== Exercise materials ==
┄┄┄┄┄┄┄┄┄┄┄┄┄┄┄┄┄┄┄┄
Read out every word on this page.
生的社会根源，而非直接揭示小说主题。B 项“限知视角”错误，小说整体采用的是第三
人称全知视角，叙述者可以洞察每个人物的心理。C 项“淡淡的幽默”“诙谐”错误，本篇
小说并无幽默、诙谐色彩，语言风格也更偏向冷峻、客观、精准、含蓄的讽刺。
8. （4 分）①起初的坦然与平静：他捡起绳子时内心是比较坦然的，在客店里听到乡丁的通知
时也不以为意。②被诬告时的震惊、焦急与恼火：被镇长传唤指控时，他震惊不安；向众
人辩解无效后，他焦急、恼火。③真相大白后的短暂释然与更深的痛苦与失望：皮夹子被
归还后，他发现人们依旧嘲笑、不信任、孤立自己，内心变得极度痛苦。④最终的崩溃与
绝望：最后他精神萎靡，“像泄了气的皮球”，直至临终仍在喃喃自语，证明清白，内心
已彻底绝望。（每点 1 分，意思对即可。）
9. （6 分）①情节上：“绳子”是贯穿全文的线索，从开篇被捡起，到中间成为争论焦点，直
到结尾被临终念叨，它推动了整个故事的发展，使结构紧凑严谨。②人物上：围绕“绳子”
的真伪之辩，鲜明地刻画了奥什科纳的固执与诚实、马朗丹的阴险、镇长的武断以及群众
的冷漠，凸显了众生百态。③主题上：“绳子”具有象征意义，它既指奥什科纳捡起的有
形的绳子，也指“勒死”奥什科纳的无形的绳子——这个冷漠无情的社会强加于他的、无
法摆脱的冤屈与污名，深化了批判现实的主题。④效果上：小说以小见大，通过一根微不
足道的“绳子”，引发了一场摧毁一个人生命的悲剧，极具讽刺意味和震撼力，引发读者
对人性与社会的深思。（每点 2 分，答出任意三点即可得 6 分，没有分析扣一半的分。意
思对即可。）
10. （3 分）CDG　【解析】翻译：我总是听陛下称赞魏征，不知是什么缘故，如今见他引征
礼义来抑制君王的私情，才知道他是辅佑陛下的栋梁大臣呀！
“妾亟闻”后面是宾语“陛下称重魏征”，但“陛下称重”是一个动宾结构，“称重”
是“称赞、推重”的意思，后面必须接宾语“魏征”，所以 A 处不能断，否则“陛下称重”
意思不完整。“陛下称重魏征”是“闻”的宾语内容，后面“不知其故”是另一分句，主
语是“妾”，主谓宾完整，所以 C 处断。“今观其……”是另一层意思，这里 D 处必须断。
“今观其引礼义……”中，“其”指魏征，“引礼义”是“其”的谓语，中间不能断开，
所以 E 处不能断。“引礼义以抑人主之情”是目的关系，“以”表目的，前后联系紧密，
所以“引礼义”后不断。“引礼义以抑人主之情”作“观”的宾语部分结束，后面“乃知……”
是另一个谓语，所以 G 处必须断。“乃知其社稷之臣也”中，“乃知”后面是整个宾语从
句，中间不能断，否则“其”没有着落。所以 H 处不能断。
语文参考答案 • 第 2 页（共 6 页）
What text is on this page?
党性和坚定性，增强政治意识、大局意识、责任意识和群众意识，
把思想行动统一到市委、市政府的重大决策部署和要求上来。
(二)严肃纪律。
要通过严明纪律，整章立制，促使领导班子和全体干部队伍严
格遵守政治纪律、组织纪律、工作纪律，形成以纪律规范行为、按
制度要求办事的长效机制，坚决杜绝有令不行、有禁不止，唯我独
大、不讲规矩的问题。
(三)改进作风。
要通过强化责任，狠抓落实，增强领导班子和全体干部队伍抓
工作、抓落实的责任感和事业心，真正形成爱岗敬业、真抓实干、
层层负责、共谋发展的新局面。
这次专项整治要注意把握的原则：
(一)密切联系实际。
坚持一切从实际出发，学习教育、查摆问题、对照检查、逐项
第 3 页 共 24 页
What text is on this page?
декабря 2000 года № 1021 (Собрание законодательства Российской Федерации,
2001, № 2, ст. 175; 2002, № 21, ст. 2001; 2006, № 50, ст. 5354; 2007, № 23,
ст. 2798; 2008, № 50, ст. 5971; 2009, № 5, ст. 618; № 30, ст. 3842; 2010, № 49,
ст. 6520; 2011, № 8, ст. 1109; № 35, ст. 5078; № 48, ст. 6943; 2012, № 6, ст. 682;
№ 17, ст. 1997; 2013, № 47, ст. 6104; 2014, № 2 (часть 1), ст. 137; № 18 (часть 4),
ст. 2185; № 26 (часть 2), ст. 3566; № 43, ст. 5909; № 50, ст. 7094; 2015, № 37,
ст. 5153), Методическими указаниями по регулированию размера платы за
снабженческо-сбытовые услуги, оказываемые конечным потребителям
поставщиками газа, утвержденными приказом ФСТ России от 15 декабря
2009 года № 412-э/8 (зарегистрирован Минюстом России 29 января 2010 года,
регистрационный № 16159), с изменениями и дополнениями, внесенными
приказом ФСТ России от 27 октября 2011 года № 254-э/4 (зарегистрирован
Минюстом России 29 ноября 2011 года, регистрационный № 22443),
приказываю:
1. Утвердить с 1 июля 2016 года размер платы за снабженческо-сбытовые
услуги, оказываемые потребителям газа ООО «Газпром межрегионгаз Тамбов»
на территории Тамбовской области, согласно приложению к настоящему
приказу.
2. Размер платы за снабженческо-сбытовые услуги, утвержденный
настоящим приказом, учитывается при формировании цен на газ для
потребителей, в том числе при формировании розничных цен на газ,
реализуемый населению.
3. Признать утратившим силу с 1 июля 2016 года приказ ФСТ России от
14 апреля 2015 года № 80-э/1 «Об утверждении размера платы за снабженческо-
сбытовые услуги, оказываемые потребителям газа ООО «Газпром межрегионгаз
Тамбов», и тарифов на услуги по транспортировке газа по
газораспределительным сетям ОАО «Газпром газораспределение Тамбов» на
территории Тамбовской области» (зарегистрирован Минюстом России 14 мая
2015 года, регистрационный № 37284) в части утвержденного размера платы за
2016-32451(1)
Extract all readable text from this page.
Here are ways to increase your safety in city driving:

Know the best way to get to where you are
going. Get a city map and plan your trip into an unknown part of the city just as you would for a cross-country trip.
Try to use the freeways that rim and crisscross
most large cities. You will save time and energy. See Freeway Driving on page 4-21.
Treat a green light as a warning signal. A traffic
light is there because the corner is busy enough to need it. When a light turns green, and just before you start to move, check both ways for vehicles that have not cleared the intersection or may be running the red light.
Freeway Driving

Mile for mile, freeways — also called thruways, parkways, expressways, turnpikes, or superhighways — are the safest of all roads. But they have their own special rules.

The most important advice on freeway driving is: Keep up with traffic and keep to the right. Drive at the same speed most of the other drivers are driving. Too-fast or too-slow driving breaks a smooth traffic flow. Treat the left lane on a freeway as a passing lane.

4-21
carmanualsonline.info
┄┄┄┄┄┄┄┄┄┄┄┄┄┄┄┄┄┄┄┄
== Problem ==
Look through the records and gather every line containing "just".

== Answer ==
going. Get a city map and plan your trip into an unknown part of the city just as you would for a cross-country trip.
light is there because the corner is busy enough to need it. When a light turns green, and just before you start to move, check both ways for vehicles that have not cleared the intersection or may be running the red light.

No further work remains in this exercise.